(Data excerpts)
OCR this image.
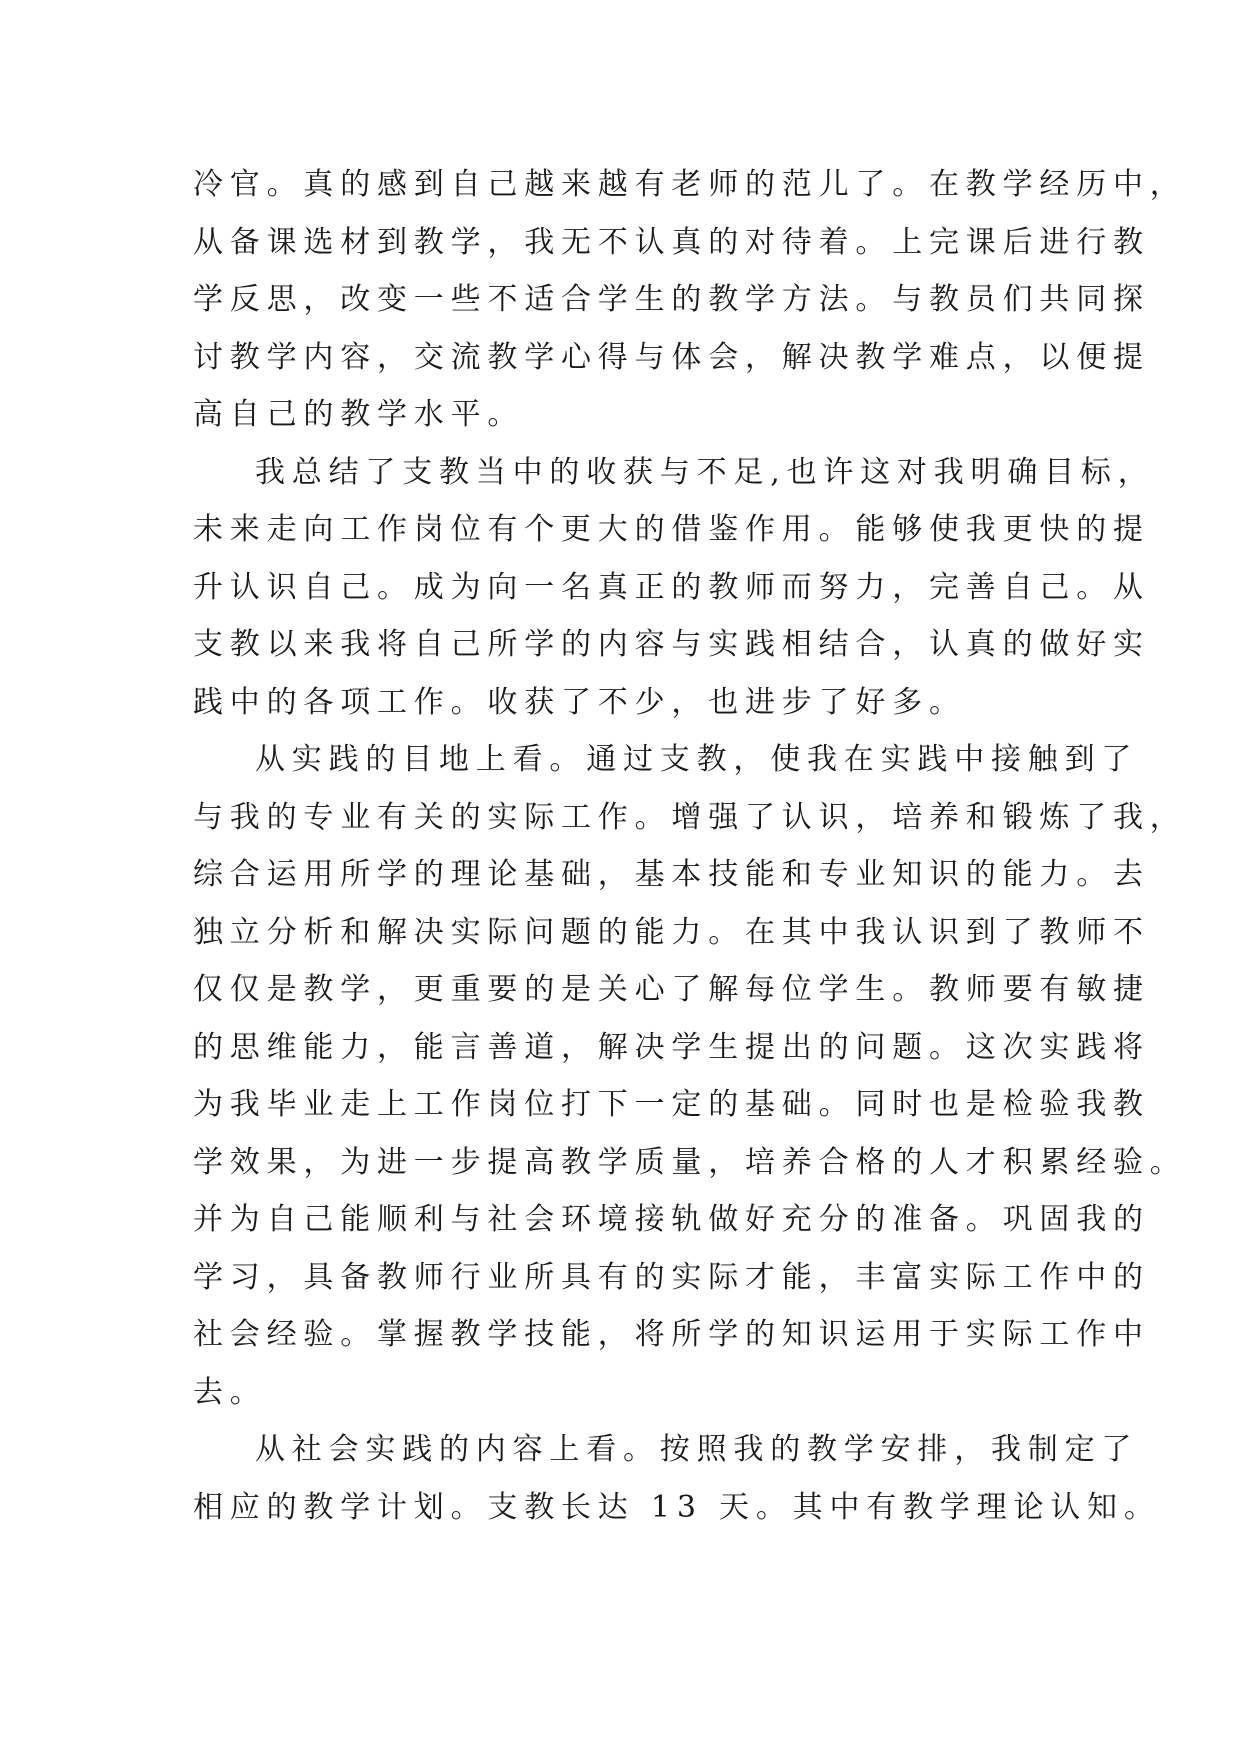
冷官。真的感到自己越来越有老师的范儿了。在教学经历中，
从备课选材到教学，我无不认真的对待着。上完课后进行教
学反思，改变一些不适合学生的教学方法。与教员们共同探
讨教学内容，交流教学心得与体会，解决教学难点，以便提
高自己的教学水平。
我总结了支教当中的收获与不足,也许这对我明确目标，
未来走向工作岗位有个更大的借鉴作用。能够使我更快的提
升认识自己。成为向一名真正的教师而努力，完善自己。从
支教以来我将自己所学的内容与实践相结合，认真的做好实
践中的各项工作。收获了不少，也进步了好多。
从实践的目地上看。通过支教，使我在实践中接触到了
与我的专业有关的实际工作。增强了认识，培养和锻炼了我，
综合运用所学的理论基础，基本技能和专业知识的能力。去
独立分析和解决实际问题的能力。在其中我认识到了教师不
仅仅是教学，更重要的是关心了解每位学生。教师要有敏捷
的思维能力，能言善道，解决学生提出的问题。这次实践将
为我毕业走上工作岗位打下一定的基础。同时也是检验我教
学效果，为进一步提高教学质量，培养合格的人才积累经验。
并为自己能顺利与社会环境接轨做好充分的准备。巩固我的
学习，具备教师行业所具有的实际才能，丰富实际工作中的
社会经验。掌握教学技能，将所学的知识运用于实际工作中
去。
从社会实践的内容上看。按照我的教学安排，我制定了
相应的教学计划。支教长达 13 天。其中有教学理论认知。
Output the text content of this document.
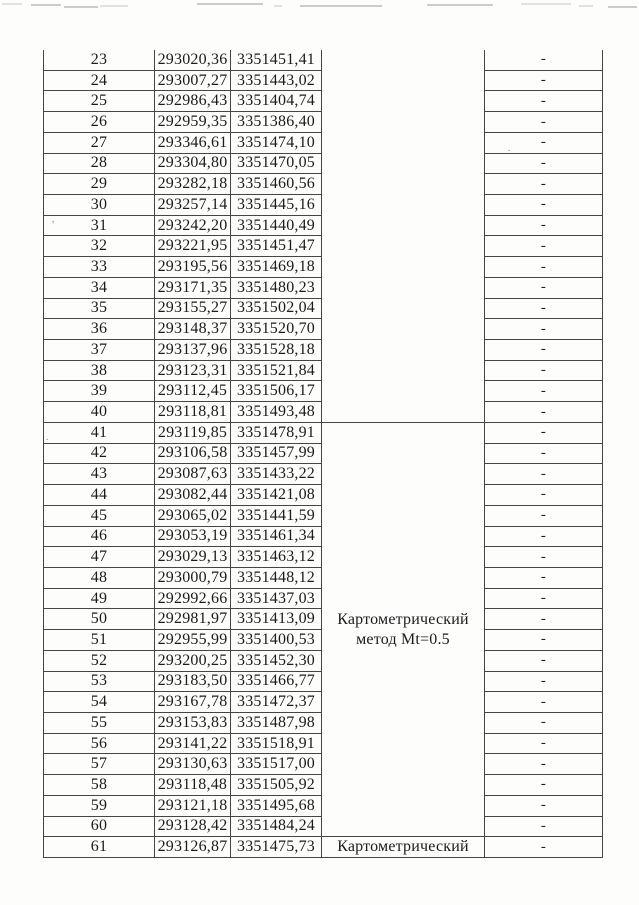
,
.
.
23	293020,36 3351451,41	-
24	293007,27 3351443,02	-
25	292986,43 3351404,74	-
26	292959,35 3351386,40	-
27	293346,61 3351474,10	-
28	293304,80 3351470,05	-
29	293282,18 3351460,56	-
30	293257,14 3351445,16	-
31	293242,20 3351440,49	-
32	293221,95 3351451,47	-
33	293195,56 3351469,18	-
34	293171,35 3351480,23	-
35	293155,27 3351502,04	-
36	293148,37 3351520,70	-
37	293137,96 3351528,18	-
38	293123,31 3351521,84	-
39	293112,45 3351506,17	-
40	293118,81 3351493,48	-
41	293119,85 3351478,91	-
42	293106,58 3351457,99	-
43	293087,63 3351433,22	-
44	293082,44 3351421,08	-
45	293065,02 3351441,59	-
46	293053,19 3351461,34	-
47	293029,13 3351463,12	-
48	293000,79 3351448,12	-
49	292992,66 3351437,03	-
50	292981,97 3351413,09	-
51	292955,99 3351400,53	-
52	293200,25 3351452,30	-
53	293183,50 3351466,77	-
54	293167,78 3351472,37	-
55	293153,83 3351487,98	-
56	293141,22 3351518,91	-
57	293130,63 3351517,00	-
58	293118,48 3351505,92	-
59	293121,18 3351495,68	-
60	293128,42 3351484,24	-
61	293126,87 3351475,73	-
Картометрический метод Mt=0.5
Картометрический
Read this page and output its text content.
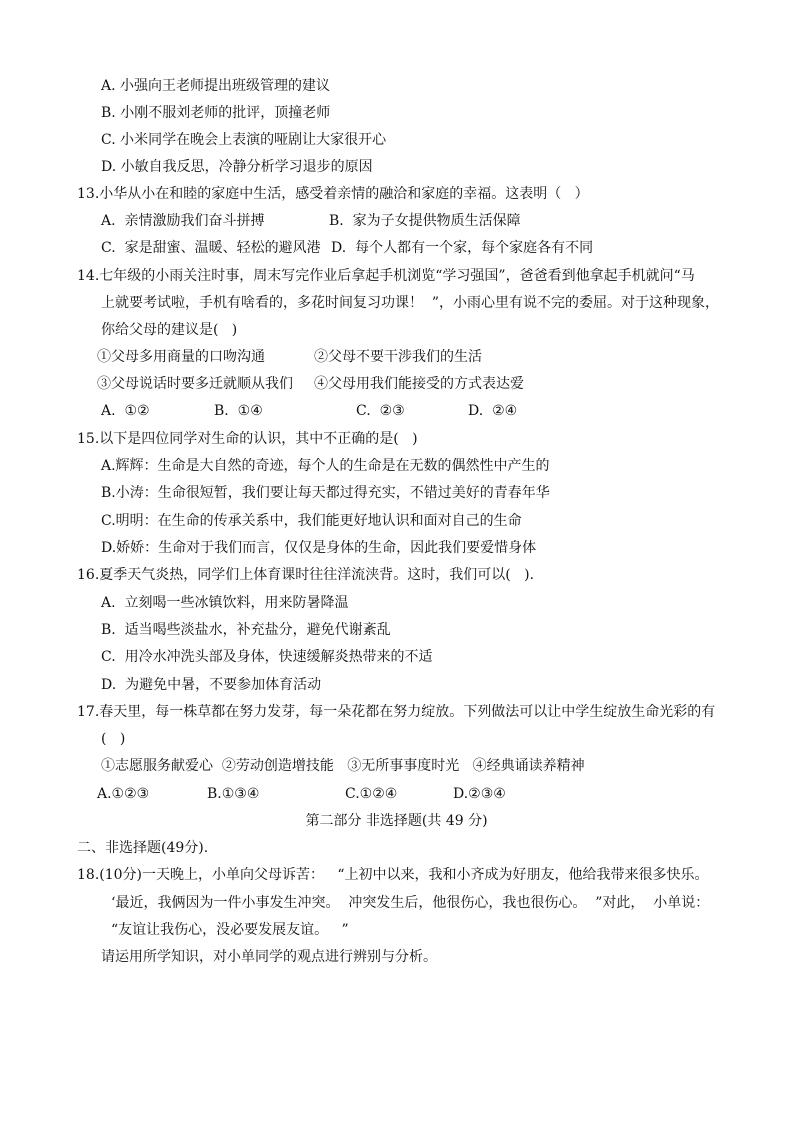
A. 小强向王老师提出班级管理的建议
B. 小刚不服刘老师的批评，顶撞老师
C. 小米同学在晚会上表演的哑剧让大家很开心
D. 小敏自我反思，冷静分析学习退步的原因
13.小华从小在和睦的家庭中生活，感受着亲情的融洽和家庭的幸福。这表明（   ）
A.  亲情激励我们奋斗拼搏	B.  家为子女提供物质生活保障
C.  家是甜蜜、温暖、轻松的避风港 D.  每个人都有一个家，每个家庭各有不同
14.七年级的小雨关注时事，周末写完作业后拿起手机浏览“学习强国”，爸爸看到他拿起手机就问“马
上就要考试啦，手机有啥看的，多花时间复习功课！  ”，小雨心里有说不完的委屈。对于这种现象，
你给父母的建议是(   )
①父母多用商量的口吻沟通	②父母不要干涉我们的生活
③父母说话时要多迁就顺从我们 ④父母用我们能接受的方式表达爱
A.  ①②	B.  ①④	C.  ②③	D.  ②④
15.以下是四位同学对生命的认识，其中不正确的是(   )
A.辉辉：生命是大自然的奇迹，每个人的生命是在无数的偶然性中产生的
B.小涛：生命很短暂，我们要让每天都过得充实，不错过美好的青春年华
C.明明：在生命的传承关系中，我们能更好地认识和面对自己的生命
D.娇娇：生命对于我们而言，仅仅是身体的生命，因此我们要爱惜身体
16.夏季天气炎热，同学们上体育课时往往洋流浃背。这时，我们可以(   ).
A.  立刻喝一些冰镇饮料，用来防暑降温
B.  适当喝些淡盐水，补充盐分，避免代谢紊乱
C.  用冷水冲洗头部及身体，快速缓解炎热带来的不适
D.  为避免中暑，不要参加体育活动
17.春天里，每一株草都在努力发芽，每一朵花都在努力绽放。下列做法可以让中学生绽放生命光彩的有
(   )
①志愿服务献爱心  ②劳动创造增技能   ③无所事事度时光   ④经典诵读养精神
A.①②③	B.①③④	C.①②④	D.②③④
第二部分 非选择题(共 49 分)
二、非选择题(49分).
18.(10分)一天晚上，小单向父母诉苦：   “上初中以来，我和小齐成为好朋友，他给我带来很多快乐。
‘最近，我俩因为一件小事发生冲突。  冲突发生后，他很伤心，我也很伤心。  ”对此，  小单说：
“友谊让我伤心，没必要发展友谊。   ”
请运用所学知识，对小单同学的观点进行辨别与分析。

● **Written problem**: Set each line of the records down exactly, leaving every picture out.

● **Exercise solution**:
OCR this image.
冷官。真的感到自己越来越有老师的范儿了。在教学经历中，
从备课选材到教学，我无不认真的对待着。上完课后进行教
学反思，改变一些不适合学生的教学方法。与教员们共同探
讨教学内容，交流教学心得与体会，解决教学难点，以便提
高自己的教学水平。
我总结了支教当中的收获与不足,也许这对我明确目标，
未来走向工作岗位有个更大的借鉴作用。能够使我更快的提
升认识自己。成为向一名真正的教师而努力，完善自己。从
支教以来我将自己所学的内容与实践相结合，认真的做好实
践中的各项工作。收获了不少，也进步了好多。
从实践的目地上看。通过支教，使我在实践中接触到了
与我的专业有关的实际工作。增强了认识，培养和锻炼了我，
综合运用所学的理论基础，基本技能和专业知识的能力。去
独立分析和解决实际问题的能力。在其中我认识到了教师不
仅仅是教学，更重要的是关心了解每位学生。教师要有敏捷
的思维能力，能言善道，解决学生提出的问题。这次实践将
为我毕业走上工作岗位打下一定的基础。同时也是检验我教
学效果，为进一步提高教学质量，培养合格的人才积累经验。
并为自己能顺利与社会环境接轨做好充分的准备。巩固我的
学习，具备教师行业所具有的实际才能，丰富实际工作中的
社会经验。掌握教学技能，将所学的知识运用于实际工作中
去。
从社会实践的内容上看。按照我的教学安排，我制定了
相应的教学计划。支教长达 13 天。其中有教学理论认知。
Output the text content of this document.
,
.
.
23	293020,36 3351451,41	-
24	293007,27 3351443,02	-
25	292986,43 3351404,74	-
26	292959,35 3351386,40	-
27	293346,61 3351474,10	-
28	293304,80 3351470,05	-
29	293282,18 3351460,56	-
30	293257,14 3351445,16	-
31	293242,20 3351440,49	-
32	293221,95 3351451,47	-
33	293195,56 3351469,18	-
34	293171,35 3351480,23	-
35	293155,27 3351502,04	-
36	293148,37 3351520,70	-
37	293137,96 3351528,18	-
38	293123,31 3351521,84	-
39	293112,45 3351506,17	-
40	293118,81 3351493,48	-
41	293119,85 3351478,91	-
42	293106,58 3351457,99	-
43	293087,63 3351433,22	-
44	293082,44 3351421,08	-
45	293065,02 3351441,59	-
46	293053,19 3351461,34	-
47	293029,13 3351463,12	-
48	293000,79 3351448,12	-
49	292992,66 3351437,03	-
50	292981,97 3351413,09	-
51	292955,99 3351400,53	-
52	293200,25 3351452,30	-
53	293183,50 3351466,77	-
54	293167,78 3351472,37	-
55	293153,83 3351487,98	-
56	293141,22 3351518,91	-
57	293130,63 3351517,00	-
58	293118,48 3351505,92	-
59	293121,18 3351495,68	-
60	293128,42 3351484,24	-
61	293126,87 3351475,73	-
Картометрический метод Mt=0.5
Картометрический
Read this page and output its text content.
A. 小强向王老师提出班级管理的建议
B. 小刚不服刘老师的批评，顶撞老师
C. 小米同学在晚会上表演的哑剧让大家很开心
D. 小敏自我反思，冷静分析学习退步的原因
13.小华从小在和睦的家庭中生活，感受着亲情的融洽和家庭的幸福。这表明（   ）
A.  亲情激励我们奋斗拼搏	B.  家为子女提供物质生活保障
C.  家是甜蜜、温暖、轻松的避风港 D.  每个人都有一个家，每个家庭各有不同
14.七年级的小雨关注时事，周末写完作业后拿起手机浏览“学习强国”，爸爸看到他拿起手机就问“马
上就要考试啦，手机有啥看的，多花时间复习功课！  ”，小雨心里有说不完的委屈。对于这种现象，
你给父母的建议是(   )
①父母多用商量的口吻沟通	②父母不要干涉我们的生活
③父母说话时要多迁就顺从我们 ④父母用我们能接受的方式表达爱
A.  ①②	B.  ①④	C.  ②③	D.  ②④
15.以下是四位同学对生命的认识，其中不正确的是(   )
A.辉辉：生命是大自然的奇迹，每个人的生命是在无数的偶然性中产生的
B.小涛：生命很短暂，我们要让每天都过得充实，不错过美好的青春年华
C.明明：在生命的传承关系中，我们能更好地认识和面对自己的生命
D.娇娇：生命对于我们而言，仅仅是身体的生命，因此我们要爱惜身体
16.夏季天气炎热，同学们上体育课时往往洋流浃背。这时，我们可以(   ).
A.  立刻喝一些冰镇饮料，用来防暑降温
B.  适当喝些淡盐水，补充盐分，避免代谢紊乱
C.  用冷水冲洗头部及身体，快速缓解炎热带来的不适
D.  为避免中暑，不要参加体育活动
17.春天里，每一株草都在努力发芽，每一朵花都在努力绽放。下列做法可以让中学生绽放生命光彩的有
(   )
①志愿服务献爱心  ②劳动创造增技能   ③无所事事度时光   ④经典诵读养精神
A.①②③	B.①③④	C.①②④	D.②③④
第二部分 非选择题(共 49 分)
二、非选择题(49分).
18.(10分)一天晚上，小单向父母诉苦：   “上初中以来，我和小齐成为好朋友，他给我带来很多快乐。
‘最近，我俩因为一件小事发生冲突。  冲突发生后，他很伤心，我也很伤心。  ”对此，  小单说：
“友谊让我伤心，没必要发展友谊。   ”
请运用所学知识，对小单同学的观点进行辨别与分析。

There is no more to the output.